**PROBLEM DETAILS:**
The records below must be written out exactly, with every picture left behind.

**EXCERPTED DATA:**
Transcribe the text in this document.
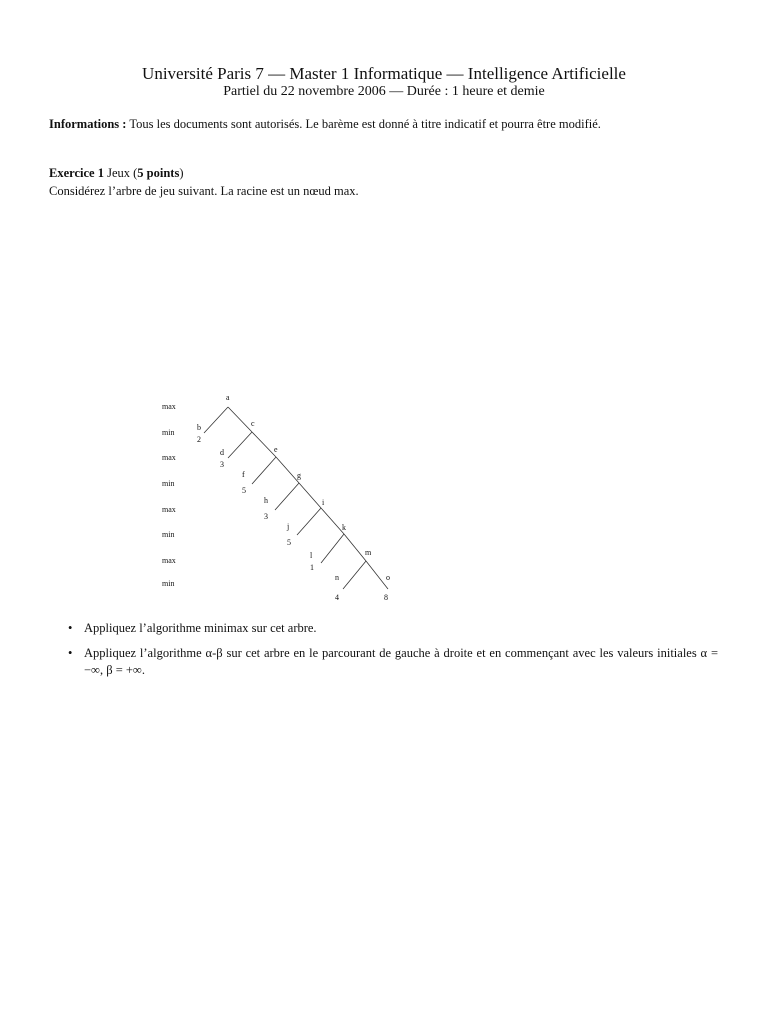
Université Paris 7 — Master 1 Informatique — Intelligence Artificielle
Partiel du 22 novembre 2006 — Durée : 1 heure et demie
Informations : Tous les documents sont autorisés. Le barème est donné à titre indicatif et pourra être modifié.
Exercice 1 Jeux (5 points)
Considérez l’arbre de jeu suivant. La racine est un nœud max.
max
min
max
min
max
min
max
min
a
b	c
d	e
f	g
h	i
j	k
l	m
n	o
2
3
5
3
5
1
4	8
• Appliquez l’algorithme minimax sur cet arbre.
• Appliquez l’algorithme α-β sur cet arbre en le parcourant de gauche à droite et en commençant avec les valeurs initiales α = −∞, β = +∞.
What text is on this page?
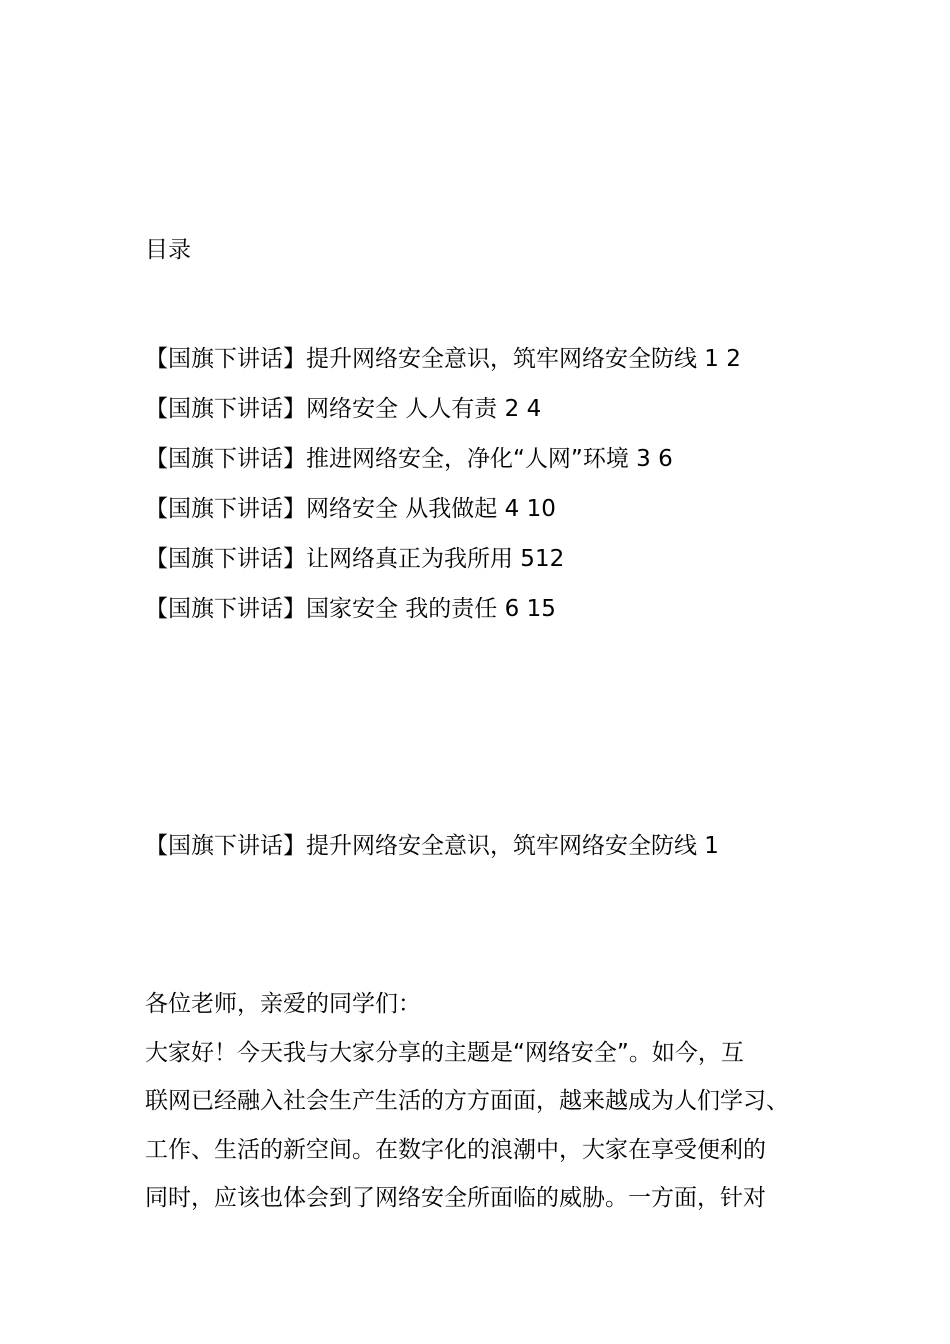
目录
【国旗下讲话】提升网络安全意识，筑牢网络安全防线 1 2
【国旗下讲话】网络安全 人人有责 2 4
【国旗下讲话】推进网络安全，净化“人网”环境 3 6
【国旗下讲话】网络安全 从我做起 4 10
【国旗下讲话】让网络真正为我所用 512
【国旗下讲话】国家安全 我的责任 6 15
【国旗下讲话】提升网络安全意识，筑牢网络安全防线 1
各位老师，亲爱的同学们：
大家好！今天我与大家分享的主题是“网络安全”。如今，互
联网已经融入社会生产生活的方方面面，越来越成为人们学习、
工作、生活的新空间。在数字化的浪潮中，大家在享受便利的
同时，应该也体会到了网络安全所面临的威胁。一方面，针对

**SOLUTION FOR THIS PROBLEM:**
Transcribe the text in this document.
Université Paris 7 — Master 1 Informatique — Intelligence Artificielle
Partiel du 22 novembre 2006 — Durée : 1 heure et demie
Informations : Tous les documents sont autorisés. Le barème est donné à titre indicatif et pourra être modifié.
Exercice 1 Jeux (5 points)
Considérez l’arbre de jeu suivant. La racine est un nœud max.
max
min
max
min
max
min
max
min
a
b	c
d	e
f	g
h	i
j	k
l	m
n	o
2
3
5
3
5
1
4	8
• Appliquez l’algorithme minimax sur cet arbre.
• Appliquez l’algorithme α-β sur cet arbre en le parcourant de gauche à droite et en commençant avec les valeurs initiales α = −∞, β = +∞.
What text is on this page?
目录
【国旗下讲话】提升网络安全意识，筑牢网络安全防线 1 2
【国旗下讲话】网络安全 人人有责 2 4
【国旗下讲话】推进网络安全，净化“人网”环境 3 6
【国旗下讲话】网络安全 从我做起 4 10
【国旗下讲话】让网络真正为我所用 512
【国旗下讲话】国家安全 我的责任 6 15
【国旗下讲话】提升网络安全意识，筑牢网络安全防线 1
各位老师，亲爱的同学们：
大家好！今天我与大家分享的主题是“网络安全”。如今，互
联网已经融入社会生产生活的方方面面，越来越成为人们学习、
工作、生活的新空间。在数字化的浪潮中，大家在享受便利的
同时，应该也体会到了网络安全所面临的威胁。一方面，针对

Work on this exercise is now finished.